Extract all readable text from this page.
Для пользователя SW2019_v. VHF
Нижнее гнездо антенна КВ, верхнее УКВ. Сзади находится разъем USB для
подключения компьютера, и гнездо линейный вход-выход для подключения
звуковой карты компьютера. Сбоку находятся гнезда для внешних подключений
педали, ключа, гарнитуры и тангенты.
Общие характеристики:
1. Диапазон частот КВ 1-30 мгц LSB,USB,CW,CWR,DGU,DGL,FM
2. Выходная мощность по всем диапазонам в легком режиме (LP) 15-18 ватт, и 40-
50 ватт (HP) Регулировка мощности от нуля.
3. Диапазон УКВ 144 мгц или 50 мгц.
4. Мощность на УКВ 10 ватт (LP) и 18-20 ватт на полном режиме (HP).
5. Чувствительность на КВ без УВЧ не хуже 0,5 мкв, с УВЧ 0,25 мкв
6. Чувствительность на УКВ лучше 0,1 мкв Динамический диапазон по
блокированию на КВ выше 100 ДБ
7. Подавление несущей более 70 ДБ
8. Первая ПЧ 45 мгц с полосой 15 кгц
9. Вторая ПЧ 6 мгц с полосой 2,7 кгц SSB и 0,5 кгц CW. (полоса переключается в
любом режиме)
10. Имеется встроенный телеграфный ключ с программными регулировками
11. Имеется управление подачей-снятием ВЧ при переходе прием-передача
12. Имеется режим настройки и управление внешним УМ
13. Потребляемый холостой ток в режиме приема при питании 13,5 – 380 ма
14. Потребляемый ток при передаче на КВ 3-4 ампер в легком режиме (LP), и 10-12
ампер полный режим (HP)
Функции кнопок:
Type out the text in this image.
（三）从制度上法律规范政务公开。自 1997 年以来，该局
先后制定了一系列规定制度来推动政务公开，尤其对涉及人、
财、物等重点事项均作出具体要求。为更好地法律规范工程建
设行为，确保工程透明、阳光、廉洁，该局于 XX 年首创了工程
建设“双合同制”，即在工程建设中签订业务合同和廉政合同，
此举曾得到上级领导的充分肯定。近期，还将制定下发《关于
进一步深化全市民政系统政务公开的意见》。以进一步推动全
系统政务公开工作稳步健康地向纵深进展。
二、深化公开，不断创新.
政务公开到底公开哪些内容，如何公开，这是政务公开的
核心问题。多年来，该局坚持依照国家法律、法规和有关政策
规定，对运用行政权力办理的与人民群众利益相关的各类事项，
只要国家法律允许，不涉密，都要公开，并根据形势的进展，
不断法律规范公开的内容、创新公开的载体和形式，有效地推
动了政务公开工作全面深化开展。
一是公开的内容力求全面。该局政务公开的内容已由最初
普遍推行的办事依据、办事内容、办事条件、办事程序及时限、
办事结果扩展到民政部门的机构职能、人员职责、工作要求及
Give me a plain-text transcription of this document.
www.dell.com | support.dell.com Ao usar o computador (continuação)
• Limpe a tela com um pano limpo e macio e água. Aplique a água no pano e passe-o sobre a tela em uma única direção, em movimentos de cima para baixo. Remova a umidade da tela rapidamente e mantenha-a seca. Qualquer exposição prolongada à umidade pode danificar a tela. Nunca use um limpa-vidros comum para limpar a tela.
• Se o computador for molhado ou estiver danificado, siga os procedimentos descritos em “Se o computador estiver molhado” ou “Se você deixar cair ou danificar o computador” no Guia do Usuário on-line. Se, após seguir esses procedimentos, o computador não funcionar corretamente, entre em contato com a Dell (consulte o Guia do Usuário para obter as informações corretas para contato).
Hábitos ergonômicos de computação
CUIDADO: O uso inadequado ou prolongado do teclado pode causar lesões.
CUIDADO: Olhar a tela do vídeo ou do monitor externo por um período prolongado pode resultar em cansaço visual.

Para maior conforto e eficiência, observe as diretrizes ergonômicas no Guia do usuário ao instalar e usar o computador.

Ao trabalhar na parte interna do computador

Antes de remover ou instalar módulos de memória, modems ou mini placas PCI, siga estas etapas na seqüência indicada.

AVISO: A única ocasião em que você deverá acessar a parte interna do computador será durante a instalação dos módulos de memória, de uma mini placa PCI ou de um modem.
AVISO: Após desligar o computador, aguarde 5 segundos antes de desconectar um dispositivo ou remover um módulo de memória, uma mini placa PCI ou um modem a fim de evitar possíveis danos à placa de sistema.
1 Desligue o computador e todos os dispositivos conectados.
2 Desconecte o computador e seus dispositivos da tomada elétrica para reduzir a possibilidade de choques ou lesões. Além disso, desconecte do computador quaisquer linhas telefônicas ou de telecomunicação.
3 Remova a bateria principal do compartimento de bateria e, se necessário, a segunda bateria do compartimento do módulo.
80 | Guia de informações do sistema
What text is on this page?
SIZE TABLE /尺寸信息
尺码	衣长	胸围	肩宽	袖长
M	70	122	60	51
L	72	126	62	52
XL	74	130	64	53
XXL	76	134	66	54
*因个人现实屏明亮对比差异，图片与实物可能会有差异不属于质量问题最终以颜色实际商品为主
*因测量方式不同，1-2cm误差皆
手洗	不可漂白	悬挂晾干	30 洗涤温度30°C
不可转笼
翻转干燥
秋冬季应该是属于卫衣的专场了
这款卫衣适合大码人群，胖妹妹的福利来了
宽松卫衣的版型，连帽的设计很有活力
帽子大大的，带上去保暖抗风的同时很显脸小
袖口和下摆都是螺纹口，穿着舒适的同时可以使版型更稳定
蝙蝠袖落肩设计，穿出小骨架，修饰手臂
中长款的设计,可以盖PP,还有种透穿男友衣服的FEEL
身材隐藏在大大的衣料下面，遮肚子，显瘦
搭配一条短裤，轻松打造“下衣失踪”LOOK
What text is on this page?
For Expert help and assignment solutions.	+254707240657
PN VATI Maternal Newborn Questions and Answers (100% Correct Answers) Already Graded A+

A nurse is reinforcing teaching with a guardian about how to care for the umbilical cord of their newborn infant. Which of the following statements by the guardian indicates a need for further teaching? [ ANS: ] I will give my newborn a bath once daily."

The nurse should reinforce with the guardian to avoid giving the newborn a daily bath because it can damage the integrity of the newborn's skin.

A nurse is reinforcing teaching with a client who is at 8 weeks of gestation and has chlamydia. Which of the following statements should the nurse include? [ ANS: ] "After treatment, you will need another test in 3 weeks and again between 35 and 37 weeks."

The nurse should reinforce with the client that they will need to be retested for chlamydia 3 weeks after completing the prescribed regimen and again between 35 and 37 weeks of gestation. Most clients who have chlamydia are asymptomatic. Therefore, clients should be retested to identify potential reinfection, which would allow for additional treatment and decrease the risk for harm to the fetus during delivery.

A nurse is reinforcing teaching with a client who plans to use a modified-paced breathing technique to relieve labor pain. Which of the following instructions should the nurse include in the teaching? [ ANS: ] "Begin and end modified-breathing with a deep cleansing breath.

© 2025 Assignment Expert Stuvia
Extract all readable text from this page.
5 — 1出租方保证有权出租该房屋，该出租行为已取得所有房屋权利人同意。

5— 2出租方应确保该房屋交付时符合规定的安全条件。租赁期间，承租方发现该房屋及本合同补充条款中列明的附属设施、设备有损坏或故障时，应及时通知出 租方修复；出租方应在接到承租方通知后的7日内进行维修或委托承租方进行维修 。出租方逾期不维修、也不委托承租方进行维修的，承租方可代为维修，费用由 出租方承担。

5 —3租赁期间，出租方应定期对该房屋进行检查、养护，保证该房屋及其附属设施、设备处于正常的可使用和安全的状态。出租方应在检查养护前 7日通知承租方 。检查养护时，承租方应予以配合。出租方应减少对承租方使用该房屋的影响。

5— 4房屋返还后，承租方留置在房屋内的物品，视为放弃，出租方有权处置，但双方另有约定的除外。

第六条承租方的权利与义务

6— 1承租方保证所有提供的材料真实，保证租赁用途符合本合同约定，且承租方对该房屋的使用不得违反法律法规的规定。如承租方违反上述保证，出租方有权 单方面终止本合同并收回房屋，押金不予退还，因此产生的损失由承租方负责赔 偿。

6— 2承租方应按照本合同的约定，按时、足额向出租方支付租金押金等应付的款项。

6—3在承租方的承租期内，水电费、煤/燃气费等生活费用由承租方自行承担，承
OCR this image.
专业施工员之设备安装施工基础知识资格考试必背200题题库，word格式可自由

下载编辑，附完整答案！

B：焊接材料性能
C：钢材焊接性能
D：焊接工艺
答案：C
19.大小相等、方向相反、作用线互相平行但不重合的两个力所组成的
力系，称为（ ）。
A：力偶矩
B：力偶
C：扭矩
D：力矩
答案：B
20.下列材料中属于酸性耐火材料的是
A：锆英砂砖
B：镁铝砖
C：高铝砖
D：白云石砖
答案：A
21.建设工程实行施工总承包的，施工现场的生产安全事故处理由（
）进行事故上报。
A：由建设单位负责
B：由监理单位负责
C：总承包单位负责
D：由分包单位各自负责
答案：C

» **Exercise**: Find all lines where the word "режиме" appears. Copy them.

» **Reply**:
2. Выходная мощность по всем диапазонам в легком режиме (LP) 15-18 ватт, и 40-
4. Мощность на УКВ 10 ватт (LP) и 18-20 ватт на полном режиме (HP).
любом режиме)
13. Потребляемый холостой ток в режиме приема при питании 13,5 – 380 ма
14. Потребляемый ток при передаче на КВ 3-4 ампер в легком режиме (LP), и 10-12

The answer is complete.